>>>

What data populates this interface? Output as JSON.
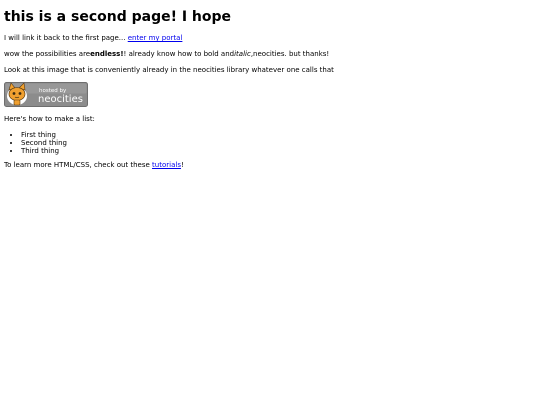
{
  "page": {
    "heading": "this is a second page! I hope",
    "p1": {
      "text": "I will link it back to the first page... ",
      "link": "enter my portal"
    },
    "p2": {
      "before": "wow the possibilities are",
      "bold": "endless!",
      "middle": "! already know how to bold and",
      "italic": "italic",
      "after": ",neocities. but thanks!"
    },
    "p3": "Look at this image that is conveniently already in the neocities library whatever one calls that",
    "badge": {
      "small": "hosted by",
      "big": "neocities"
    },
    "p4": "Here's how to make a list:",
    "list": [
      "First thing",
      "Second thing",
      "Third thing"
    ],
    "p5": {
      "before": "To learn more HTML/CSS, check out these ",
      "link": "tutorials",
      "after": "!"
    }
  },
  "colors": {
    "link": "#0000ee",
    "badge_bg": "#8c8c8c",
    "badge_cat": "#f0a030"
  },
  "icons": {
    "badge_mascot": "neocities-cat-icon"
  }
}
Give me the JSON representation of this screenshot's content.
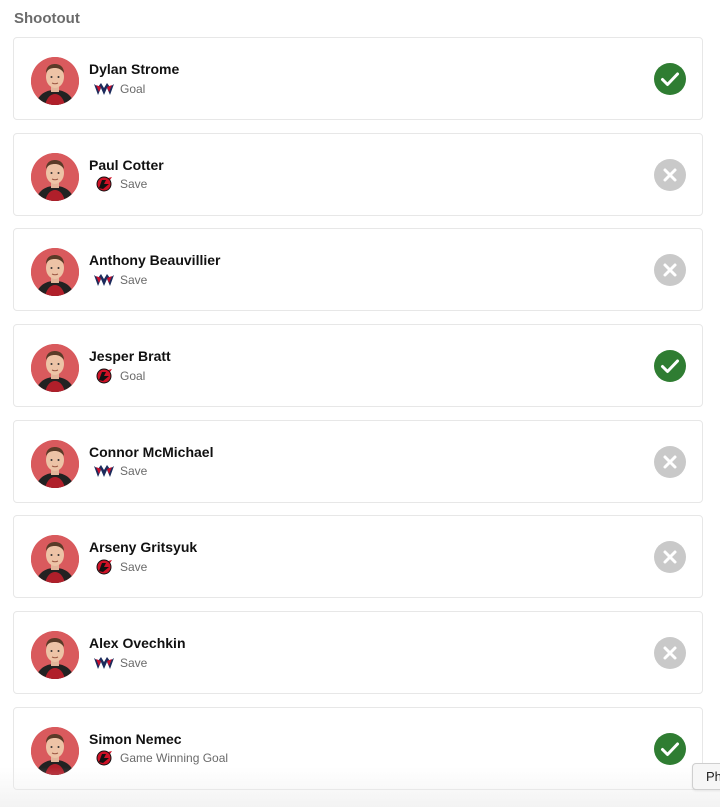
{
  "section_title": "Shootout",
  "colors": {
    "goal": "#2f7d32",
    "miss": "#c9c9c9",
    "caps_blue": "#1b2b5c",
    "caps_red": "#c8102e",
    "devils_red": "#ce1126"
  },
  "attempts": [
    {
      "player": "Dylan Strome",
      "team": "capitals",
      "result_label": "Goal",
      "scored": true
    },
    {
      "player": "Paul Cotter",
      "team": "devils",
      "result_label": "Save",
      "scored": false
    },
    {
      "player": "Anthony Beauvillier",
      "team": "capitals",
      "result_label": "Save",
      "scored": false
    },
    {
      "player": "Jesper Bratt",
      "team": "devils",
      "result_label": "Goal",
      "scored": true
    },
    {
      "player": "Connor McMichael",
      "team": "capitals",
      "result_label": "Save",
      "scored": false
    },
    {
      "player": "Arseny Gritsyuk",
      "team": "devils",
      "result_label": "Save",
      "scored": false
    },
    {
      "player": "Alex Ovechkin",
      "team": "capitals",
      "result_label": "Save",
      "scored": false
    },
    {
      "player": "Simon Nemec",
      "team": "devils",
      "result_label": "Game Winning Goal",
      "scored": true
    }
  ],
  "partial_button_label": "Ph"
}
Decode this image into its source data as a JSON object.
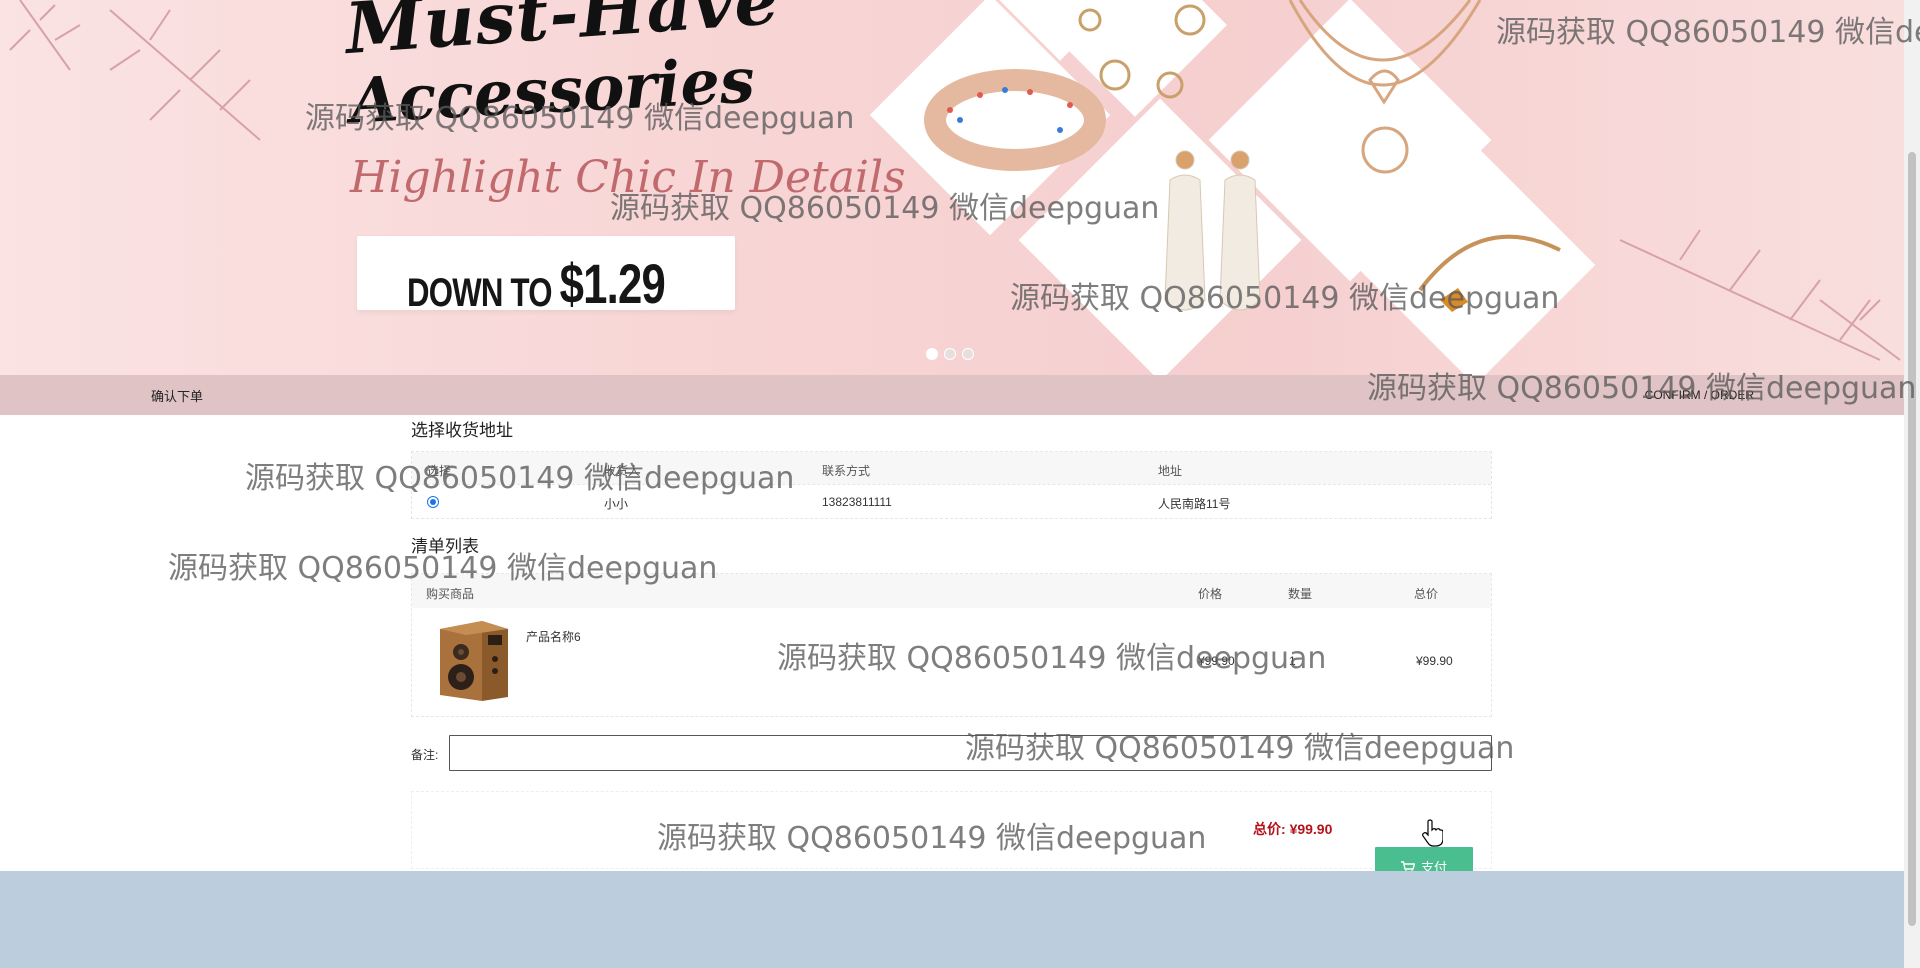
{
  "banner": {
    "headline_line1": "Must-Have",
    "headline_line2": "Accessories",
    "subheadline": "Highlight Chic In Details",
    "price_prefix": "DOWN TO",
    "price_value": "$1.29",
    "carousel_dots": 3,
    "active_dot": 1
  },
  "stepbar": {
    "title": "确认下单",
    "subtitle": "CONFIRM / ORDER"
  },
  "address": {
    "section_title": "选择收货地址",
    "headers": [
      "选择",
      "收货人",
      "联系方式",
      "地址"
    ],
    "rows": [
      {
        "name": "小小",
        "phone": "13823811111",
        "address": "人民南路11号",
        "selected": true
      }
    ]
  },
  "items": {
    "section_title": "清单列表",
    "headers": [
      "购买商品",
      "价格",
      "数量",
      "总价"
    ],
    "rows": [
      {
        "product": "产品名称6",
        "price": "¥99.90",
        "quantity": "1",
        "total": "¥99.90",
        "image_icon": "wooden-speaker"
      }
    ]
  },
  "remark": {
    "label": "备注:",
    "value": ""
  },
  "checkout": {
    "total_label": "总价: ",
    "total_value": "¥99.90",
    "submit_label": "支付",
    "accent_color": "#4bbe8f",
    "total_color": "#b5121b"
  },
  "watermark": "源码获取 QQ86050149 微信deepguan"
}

<<<

» Given request: Make an exact copy of every record, pictures excluded.

» Solution:
What data populates this interface? Output as JSON.
{
  "page": {
    "heading": "this is a second page! I hope",
    "p1": {
      "text": "I will link it back to the first page... ",
      "link": "enter my portal"
    },
    "p2": {
      "before": "wow the possibilities are",
      "bold": "endless!",
      "middle": "! already know how to bold and",
      "italic": "italic",
      "after": ",neocities. but thanks!"
    },
    "p3": "Look at this image that is conveniently already in the neocities library whatever one calls that",
    "badge": {
      "small": "hosted by",
      "big": "neocities"
    },
    "p4": "Here's how to make a list:",
    "list": [
      "First thing",
      "Second thing",
      "Third thing"
    ],
    "p5": {
      "before": "To learn more HTML/CSS, check out these ",
      "link": "tutorials",
      "after": "!"
    }
  },
  "colors": {
    "link": "#0000ee",
    "badge_bg": "#8c8c8c",
    "badge_cat": "#f0a030"
  },
  "icons": {
    "badge_mascot": "neocities-cat-icon"
  }
}
Give me the JSON representation of this screenshot's content.
{
  "section_title": "Shootout",
  "colors": {
    "goal": "#2f7d32",
    "miss": "#c9c9c9",
    "caps_blue": "#1b2b5c",
    "caps_red": "#c8102e",
    "devils_red": "#ce1126"
  },
  "attempts": [
    {
      "player": "Dylan Strome",
      "team": "capitals",
      "result_label": "Goal",
      "scored": true
    },
    {
      "player": "Paul Cotter",
      "team": "devils",
      "result_label": "Save",
      "scored": false
    },
    {
      "player": "Anthony Beauvillier",
      "team": "capitals",
      "result_label": "Save",
      "scored": false
    },
    {
      "player": "Jesper Bratt",
      "team": "devils",
      "result_label": "Goal",
      "scored": true
    },
    {
      "player": "Connor McMichael",
      "team": "capitals",
      "result_label": "Save",
      "scored": false
    },
    {
      "player": "Arseny Gritsyuk",
      "team": "devils",
      "result_label": "Save",
      "scored": false
    },
    {
      "player": "Alex Ovechkin",
      "team": "capitals",
      "result_label": "Save",
      "scored": false
    },
    {
      "player": "Simon Nemec",
      "team": "devils",
      "result_label": "Game Winning Goal",
      "scored": true
    }
  ],
  "partial_button_label": "Ph"
}
Decode this image into its source data as a JSON object.
{
  "banner": {
    "headline_line1": "Must-Have",
    "headline_line2": "Accessories",
    "subheadline": "Highlight Chic In Details",
    "price_prefix": "DOWN TO",
    "price_value": "$1.29",
    "carousel_dots": 3,
    "active_dot": 1
  },
  "stepbar": {
    "title": "确认下单",
    "subtitle": "CONFIRM / ORDER"
  },
  "address": {
    "section_title": "选择收货地址",
    "headers": [
      "选择",
      "收货人",
      "联系方式",
      "地址"
    ],
    "rows": [
      {
        "name": "小小",
        "phone": "13823811111",
        "address": "人民南路11号",
        "selected": true
      }
    ]
  },
  "items": {
    "section_title": "清单列表",
    "headers": [
      "购买商品",
      "价格",
      "数量",
      "总价"
    ],
    "rows": [
      {
        "product": "产品名称6",
        "price": "¥99.90",
        "quantity": "1",
        "total": "¥99.90",
        "image_icon": "wooden-speaker"
      }
    ]
  },
  "remark": {
    "label": "备注:",
    "value": ""
  },
  "checkout": {
    "total_label": "总价: ",
    "total_value": "¥99.90",
    "submit_label": "支付",
    "accent_color": "#4bbe8f",
    "total_color": "#b5121b"
  },
  "watermark": "源码获取 QQ86050149 微信deepguan"
}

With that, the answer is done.